Begin

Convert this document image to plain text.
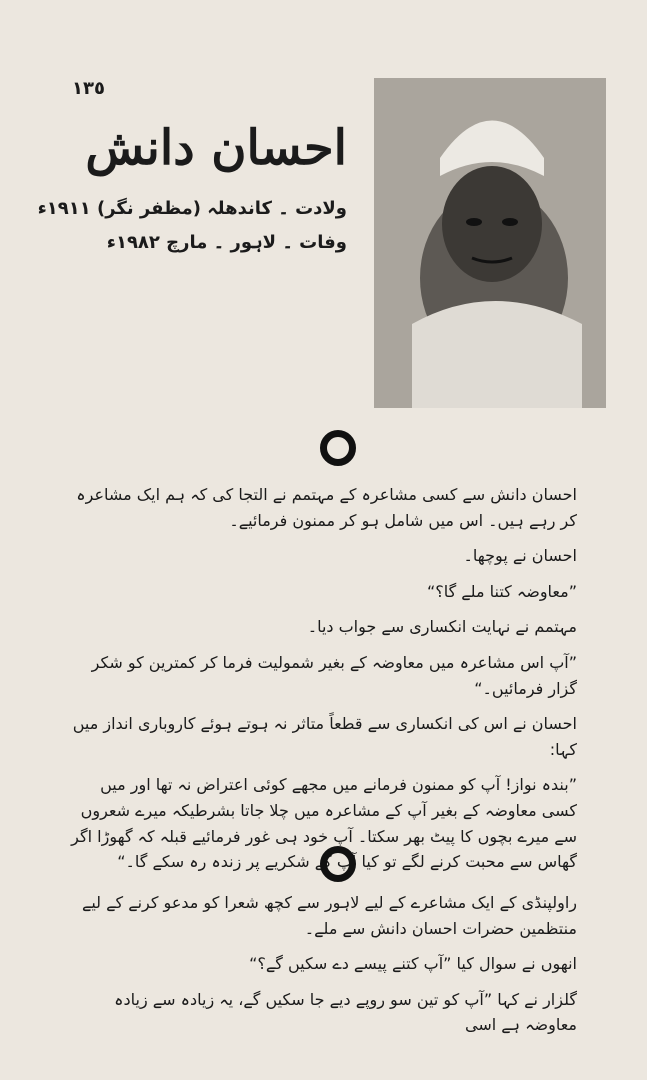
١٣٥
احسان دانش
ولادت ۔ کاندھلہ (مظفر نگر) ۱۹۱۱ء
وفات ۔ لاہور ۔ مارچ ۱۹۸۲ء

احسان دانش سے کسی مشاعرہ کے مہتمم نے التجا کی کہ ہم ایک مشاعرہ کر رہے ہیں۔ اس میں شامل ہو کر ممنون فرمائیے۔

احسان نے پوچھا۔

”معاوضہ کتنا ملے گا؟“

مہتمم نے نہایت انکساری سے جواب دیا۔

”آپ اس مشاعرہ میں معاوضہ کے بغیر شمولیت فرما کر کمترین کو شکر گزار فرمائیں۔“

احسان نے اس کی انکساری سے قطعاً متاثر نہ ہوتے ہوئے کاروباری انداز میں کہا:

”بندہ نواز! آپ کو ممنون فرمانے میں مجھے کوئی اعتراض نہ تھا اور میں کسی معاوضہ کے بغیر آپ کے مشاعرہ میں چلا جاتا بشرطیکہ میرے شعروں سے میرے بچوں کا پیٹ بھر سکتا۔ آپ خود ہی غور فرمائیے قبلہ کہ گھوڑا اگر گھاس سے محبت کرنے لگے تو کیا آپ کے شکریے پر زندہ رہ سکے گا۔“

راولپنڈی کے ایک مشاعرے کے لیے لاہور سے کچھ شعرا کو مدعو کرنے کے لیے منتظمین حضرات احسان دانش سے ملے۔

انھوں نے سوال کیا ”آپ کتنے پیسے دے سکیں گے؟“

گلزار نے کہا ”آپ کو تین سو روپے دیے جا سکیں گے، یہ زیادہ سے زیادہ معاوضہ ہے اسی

End
Begin

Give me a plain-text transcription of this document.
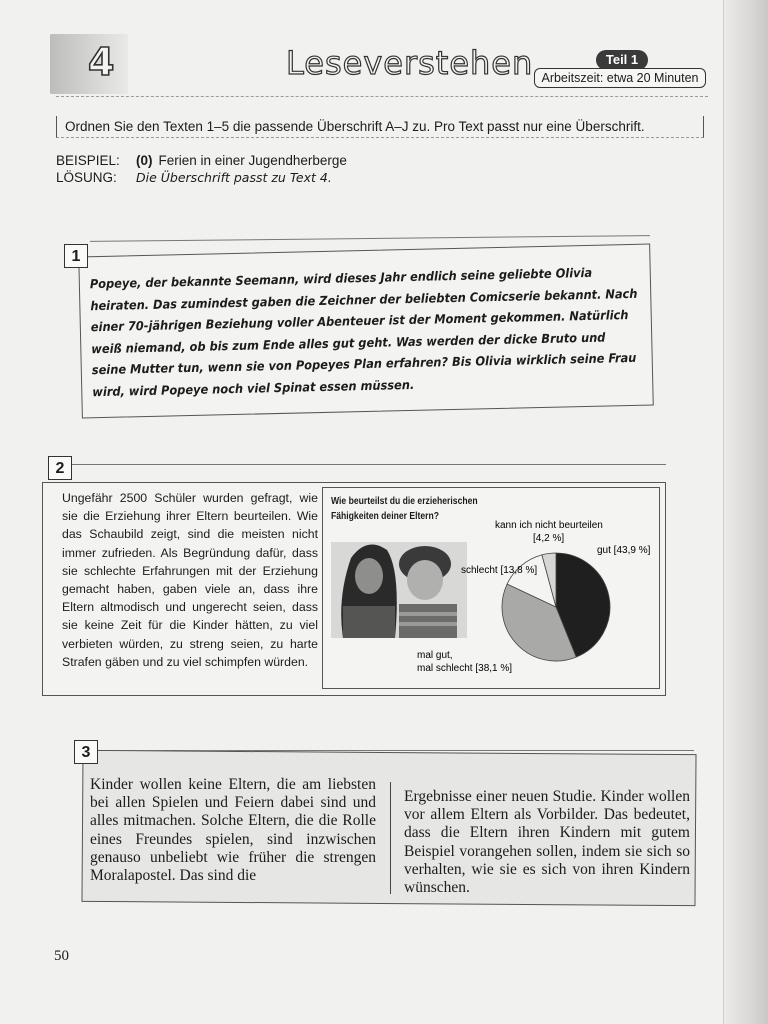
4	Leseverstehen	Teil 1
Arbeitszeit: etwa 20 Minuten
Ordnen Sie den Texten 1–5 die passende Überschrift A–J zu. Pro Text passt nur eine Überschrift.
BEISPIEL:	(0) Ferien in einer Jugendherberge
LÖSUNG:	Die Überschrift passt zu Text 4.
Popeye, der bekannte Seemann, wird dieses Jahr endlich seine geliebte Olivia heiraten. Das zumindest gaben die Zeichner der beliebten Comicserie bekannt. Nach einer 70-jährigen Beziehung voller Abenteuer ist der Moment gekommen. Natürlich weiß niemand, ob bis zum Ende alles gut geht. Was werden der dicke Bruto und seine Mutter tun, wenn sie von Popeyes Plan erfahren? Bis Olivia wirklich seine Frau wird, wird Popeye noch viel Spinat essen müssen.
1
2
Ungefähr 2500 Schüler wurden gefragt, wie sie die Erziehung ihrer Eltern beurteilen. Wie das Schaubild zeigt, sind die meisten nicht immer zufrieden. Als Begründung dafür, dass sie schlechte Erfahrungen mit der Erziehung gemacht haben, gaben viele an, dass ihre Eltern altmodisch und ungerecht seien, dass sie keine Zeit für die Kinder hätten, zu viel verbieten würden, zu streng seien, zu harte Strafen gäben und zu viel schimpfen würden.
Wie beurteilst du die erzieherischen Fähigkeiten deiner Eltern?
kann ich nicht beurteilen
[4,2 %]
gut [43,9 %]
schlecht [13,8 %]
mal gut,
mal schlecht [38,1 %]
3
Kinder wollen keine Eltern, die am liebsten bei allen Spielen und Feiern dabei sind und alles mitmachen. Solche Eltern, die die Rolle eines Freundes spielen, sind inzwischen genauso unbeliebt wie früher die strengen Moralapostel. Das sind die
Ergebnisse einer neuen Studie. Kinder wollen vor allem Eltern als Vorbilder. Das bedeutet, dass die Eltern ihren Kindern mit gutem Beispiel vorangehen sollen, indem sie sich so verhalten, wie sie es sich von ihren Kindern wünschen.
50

End

CHALLENGE
Filter the records for lines holding the string "بغیر". Copy each one.

FULL RESPONSE
”آپ اس مشاعرہ میں معاوضہ کے بغیر شمولیت فرما کر کمترین کو شکر گزار فرمائیں۔“
”بندہ نواز! آپ کو ممنون فرمانے میں مجھے کوئی اعتراض نہ تھا اور میں کسی معاوضہ کے بغیر آپ کے مشاعرہ میں چلا جاتا بشرطیکہ میرے شعروں سے میرے بچوں کا پیٹ بھر سکتا۔ آپ خود ہی غور فرمائیے قبلہ کہ گھوڑا اگر گھاس سے محبت کرنے لگے تو کیا آپ کے شکریے پر زندہ رہ سکے گا۔“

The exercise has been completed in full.